• **Data section**

------------------------------------------------------------

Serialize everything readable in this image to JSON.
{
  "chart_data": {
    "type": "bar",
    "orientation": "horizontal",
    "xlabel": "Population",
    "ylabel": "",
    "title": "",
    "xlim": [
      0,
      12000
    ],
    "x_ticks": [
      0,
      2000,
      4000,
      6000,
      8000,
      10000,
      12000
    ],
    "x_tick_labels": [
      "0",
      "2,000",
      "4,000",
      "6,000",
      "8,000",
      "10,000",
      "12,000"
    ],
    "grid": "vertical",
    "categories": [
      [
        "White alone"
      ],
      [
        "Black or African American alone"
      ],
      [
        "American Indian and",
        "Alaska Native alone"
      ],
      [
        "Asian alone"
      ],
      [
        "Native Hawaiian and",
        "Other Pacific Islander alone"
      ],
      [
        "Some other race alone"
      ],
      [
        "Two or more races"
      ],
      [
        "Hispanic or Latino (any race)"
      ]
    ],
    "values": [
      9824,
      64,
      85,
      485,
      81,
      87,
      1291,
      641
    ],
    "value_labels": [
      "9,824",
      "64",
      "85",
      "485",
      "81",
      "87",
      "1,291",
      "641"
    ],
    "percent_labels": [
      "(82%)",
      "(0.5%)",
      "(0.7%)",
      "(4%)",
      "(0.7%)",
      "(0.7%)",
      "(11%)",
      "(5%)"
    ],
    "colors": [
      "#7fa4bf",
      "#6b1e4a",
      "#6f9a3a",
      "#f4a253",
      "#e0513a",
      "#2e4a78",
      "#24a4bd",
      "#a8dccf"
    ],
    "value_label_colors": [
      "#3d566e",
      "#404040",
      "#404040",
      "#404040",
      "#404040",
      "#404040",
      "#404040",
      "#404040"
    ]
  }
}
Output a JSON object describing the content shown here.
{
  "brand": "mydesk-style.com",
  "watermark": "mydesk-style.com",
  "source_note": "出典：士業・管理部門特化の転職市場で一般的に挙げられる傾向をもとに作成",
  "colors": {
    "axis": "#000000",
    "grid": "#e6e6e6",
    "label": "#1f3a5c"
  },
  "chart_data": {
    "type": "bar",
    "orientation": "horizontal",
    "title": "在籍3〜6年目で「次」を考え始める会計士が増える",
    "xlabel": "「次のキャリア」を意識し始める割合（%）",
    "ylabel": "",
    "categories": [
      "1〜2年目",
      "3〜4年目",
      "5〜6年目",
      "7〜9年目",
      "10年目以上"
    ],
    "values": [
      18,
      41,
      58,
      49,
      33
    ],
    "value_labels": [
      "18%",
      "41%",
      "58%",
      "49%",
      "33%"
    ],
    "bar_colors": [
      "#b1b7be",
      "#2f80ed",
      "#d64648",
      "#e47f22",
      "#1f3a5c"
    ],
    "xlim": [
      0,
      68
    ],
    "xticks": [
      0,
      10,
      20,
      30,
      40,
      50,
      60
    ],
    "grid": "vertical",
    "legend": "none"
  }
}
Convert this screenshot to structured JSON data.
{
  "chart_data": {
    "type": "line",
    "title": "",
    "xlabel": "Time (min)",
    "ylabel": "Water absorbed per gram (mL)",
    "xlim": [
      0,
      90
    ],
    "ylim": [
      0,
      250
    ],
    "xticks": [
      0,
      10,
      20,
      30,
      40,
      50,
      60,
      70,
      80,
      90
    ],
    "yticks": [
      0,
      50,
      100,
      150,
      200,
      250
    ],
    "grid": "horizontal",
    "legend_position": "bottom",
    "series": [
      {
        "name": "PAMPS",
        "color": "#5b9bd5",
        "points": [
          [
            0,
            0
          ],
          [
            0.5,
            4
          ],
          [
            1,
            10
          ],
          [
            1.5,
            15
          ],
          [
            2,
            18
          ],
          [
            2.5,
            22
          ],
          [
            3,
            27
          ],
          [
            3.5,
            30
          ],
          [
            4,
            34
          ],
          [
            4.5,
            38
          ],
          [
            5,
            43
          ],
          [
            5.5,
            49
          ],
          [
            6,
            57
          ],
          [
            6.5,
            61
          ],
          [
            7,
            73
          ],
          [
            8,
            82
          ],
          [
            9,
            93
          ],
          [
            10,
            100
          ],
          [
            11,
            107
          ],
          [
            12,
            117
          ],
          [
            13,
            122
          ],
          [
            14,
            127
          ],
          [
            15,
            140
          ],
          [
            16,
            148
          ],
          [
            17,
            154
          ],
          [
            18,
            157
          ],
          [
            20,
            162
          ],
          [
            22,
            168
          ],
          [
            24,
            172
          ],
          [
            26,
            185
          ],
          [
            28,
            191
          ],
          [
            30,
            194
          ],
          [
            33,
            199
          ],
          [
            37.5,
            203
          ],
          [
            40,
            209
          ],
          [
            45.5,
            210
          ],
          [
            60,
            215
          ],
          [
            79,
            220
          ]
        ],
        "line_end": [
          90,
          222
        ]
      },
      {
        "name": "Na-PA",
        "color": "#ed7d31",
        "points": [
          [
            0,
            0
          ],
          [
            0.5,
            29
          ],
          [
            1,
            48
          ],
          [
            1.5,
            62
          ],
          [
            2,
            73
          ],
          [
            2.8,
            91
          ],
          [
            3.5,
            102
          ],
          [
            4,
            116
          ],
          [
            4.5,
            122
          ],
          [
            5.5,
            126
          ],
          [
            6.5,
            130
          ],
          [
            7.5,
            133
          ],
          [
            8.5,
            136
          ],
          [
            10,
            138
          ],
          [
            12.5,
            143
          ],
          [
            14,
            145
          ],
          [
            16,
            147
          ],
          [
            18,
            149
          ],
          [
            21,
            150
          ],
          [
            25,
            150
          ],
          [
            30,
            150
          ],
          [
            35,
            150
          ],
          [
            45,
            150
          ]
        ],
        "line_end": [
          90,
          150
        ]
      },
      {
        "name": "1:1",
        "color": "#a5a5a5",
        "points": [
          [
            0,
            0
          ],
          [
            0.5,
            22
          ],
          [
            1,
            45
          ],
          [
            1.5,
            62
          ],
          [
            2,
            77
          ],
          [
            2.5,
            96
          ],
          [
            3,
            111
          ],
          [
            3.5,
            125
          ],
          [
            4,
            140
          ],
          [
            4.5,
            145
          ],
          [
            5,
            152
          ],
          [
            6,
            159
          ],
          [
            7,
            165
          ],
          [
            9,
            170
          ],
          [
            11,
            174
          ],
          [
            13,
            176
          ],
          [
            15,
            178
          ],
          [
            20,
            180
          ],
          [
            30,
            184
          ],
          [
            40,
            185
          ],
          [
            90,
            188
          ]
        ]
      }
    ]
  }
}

------------------------------------------------------------

• **Exercise task**
Reproduce the complete data exactly as presented above.

• **Correct output**
Serialize everything readable in this image to JSON.
{
  "chart_data": {
    "type": "bar",
    "orientation": "horizontal",
    "xlabel": "Population",
    "ylabel": "",
    "title": "",
    "xlim": [
      0,
      12000
    ],
    "x_ticks": [
      0,
      2000,
      4000,
      6000,
      8000,
      10000,
      12000
    ],
    "x_tick_labels": [
      "0",
      "2,000",
      "4,000",
      "6,000",
      "8,000",
      "10,000",
      "12,000"
    ],
    "grid": "vertical",
    "categories": [
      [
        "White alone"
      ],
      [
        "Black or African American alone"
      ],
      [
        "American Indian and",
        "Alaska Native alone"
      ],
      [
        "Asian alone"
      ],
      [
        "Native Hawaiian and",
        "Other Pacific Islander alone"
      ],
      [
        "Some other race alone"
      ],
      [
        "Two or more races"
      ],
      [
        "Hispanic or Latino (any race)"
      ]
    ],
    "values": [
      9824,
      64,
      85,
      485,
      81,
      87,
      1291,
      641
    ],
    "value_labels": [
      "9,824",
      "64",
      "85",
      "485",
      "81",
      "87",
      "1,291",
      "641"
    ],
    "percent_labels": [
      "(82%)",
      "(0.5%)",
      "(0.7%)",
      "(4%)",
      "(0.7%)",
      "(0.7%)",
      "(11%)",
      "(5%)"
    ],
    "colors": [
      "#7fa4bf",
      "#6b1e4a",
      "#6f9a3a",
      "#f4a253",
      "#e0513a",
      "#2e4a78",
      "#24a4bd",
      "#a8dccf"
    ],
    "value_label_colors": [
      "#3d566e",
      "#404040",
      "#404040",
      "#404040",
      "#404040",
      "#404040",
      "#404040",
      "#404040"
    ]
  }
}
Output a JSON object describing the content shown here.
{
  "brand": "mydesk-style.com",
  "watermark": "mydesk-style.com",
  "source_note": "出典：士業・管理部門特化の転職市場で一般的に挙げられる傾向をもとに作成",
  "colors": {
    "axis": "#000000",
    "grid": "#e6e6e6",
    "label": "#1f3a5c"
  },
  "chart_data": {
    "type": "bar",
    "orientation": "horizontal",
    "title": "在籍3〜6年目で「次」を考え始める会計士が増える",
    "xlabel": "「次のキャリア」を意識し始める割合（%）",
    "ylabel": "",
    "categories": [
      "1〜2年目",
      "3〜4年目",
      "5〜6年目",
      "7〜9年目",
      "10年目以上"
    ],
    "values": [
      18,
      41,
      58,
      49,
      33
    ],
    "value_labels": [
      "18%",
      "41%",
      "58%",
      "49%",
      "33%"
    ],
    "bar_colors": [
      "#b1b7be",
      "#2f80ed",
      "#d64648",
      "#e47f22",
      "#1f3a5c"
    ],
    "xlim": [
      0,
      68
    ],
    "xticks": [
      0,
      10,
      20,
      30,
      40,
      50,
      60
    ],
    "grid": "vertical",
    "legend": "none"
  }
}
Convert this screenshot to structured JSON data.
{
  "chart_data": {
    "type": "line",
    "title": "",
    "xlabel": "Time (min)",
    "ylabel": "Water absorbed per gram (mL)",
    "xlim": [
      0,
      90
    ],
    "ylim": [
      0,
      250
    ],
    "xticks": [
      0,
      10,
      20,
      30,
      40,
      50,
      60,
      70,
      80,
      90
    ],
    "yticks": [
      0,
      50,
      100,
      150,
      200,
      250
    ],
    "grid": "horizontal",
    "legend_position": "bottom",
    "series": [
      {
        "name": "PAMPS",
        "color": "#5b9bd5",
        "points": [
          [
            0,
            0
          ],
          [
            0.5,
            4
          ],
          [
            1,
            10
          ],
          [
            1.5,
            15
          ],
          [
            2,
            18
          ],
          [
            2.5,
            22
          ],
          [
            3,
            27
          ],
          [
            3.5,
            30
          ],
          [
            4,
            34
          ],
          [
            4.5,
            38
          ],
          [
            5,
            43
          ],
          [
            5.5,
            49
          ],
          [
            6,
            57
          ],
          [
            6.5,
            61
          ],
          [
            7,
            73
          ],
          [
            8,
            82
          ],
          [
            9,
            93
          ],
          [
            10,
            100
          ],
          [
            11,
            107
          ],
          [
            12,
            117
          ],
          [
            13,
            122
          ],
          [
            14,
            127
          ],
          [
            15,
            140
          ],
          [
            16,
            148
          ],
          [
            17,
            154
          ],
          [
            18,
            157
          ],
          [
            20,
            162
          ],
          [
            22,
            168
          ],
          [
            24,
            172
          ],
          [
            26,
            185
          ],
          [
            28,
            191
          ],
          [
            30,
            194
          ],
          [
            33,
            199
          ],
          [
            37.5,
            203
          ],
          [
            40,
            209
          ],
          [
            45.5,
            210
          ],
          [
            60,
            215
          ],
          [
            79,
            220
          ]
        ],
        "line_end": [
          90,
          222
        ]
      },
      {
        "name": "Na-PA",
        "color": "#ed7d31",
        "points": [
          [
            0,
            0
          ],
          [
            0.5,
            29
          ],
          [
            1,
            48
          ],
          [
            1.5,
            62
          ],
          [
            2,
            73
          ],
          [
            2.8,
            91
          ],
          [
            3.5,
            102
          ],
          [
            4,
            116
          ],
          [
            4.5,
            122
          ],
          [
            5.5,
            126
          ],
          [
            6.5,
            130
          ],
          [
            7.5,
            133
          ],
          [
            8.5,
            136
          ],
          [
            10,
            138
          ],
          [
            12.5,
            143
          ],
          [
            14,
            145
          ],
          [
            16,
            147
          ],
          [
            18,
            149
          ],
          [
            21,
            150
          ],
          [
            25,
            150
          ],
          [
            30,
            150
          ],
          [
            35,
            150
          ],
          [
            45,
            150
          ]
        ],
        "line_end": [
          90,
          150
        ]
      },
      {
        "name": "1:1",
        "color": "#a5a5a5",
        "points": [
          [
            0,
            0
          ],
          [
            0.5,
            22
          ],
          [
            1,
            45
          ],
          [
            1.5,
            62
          ],
          [
            2,
            77
          ],
          [
            2.5,
            96
          ],
          [
            3,
            111
          ],
          [
            3.5,
            125
          ],
          [
            4,
            140
          ],
          [
            4.5,
            145
          ],
          [
            5,
            152
          ],
          [
            6,
            159
          ],
          [
            7,
            165
          ],
          [
            9,
            170
          ],
          [
            11,
            174
          ],
          [
            13,
            176
          ],
          [
            15,
            178
          ],
          [
            20,
            180
          ],
          [
            30,
            184
          ],
          [
            40,
            185
          ],
          [
            90,
            188
          ]
        ]
      }
    ]
  }
}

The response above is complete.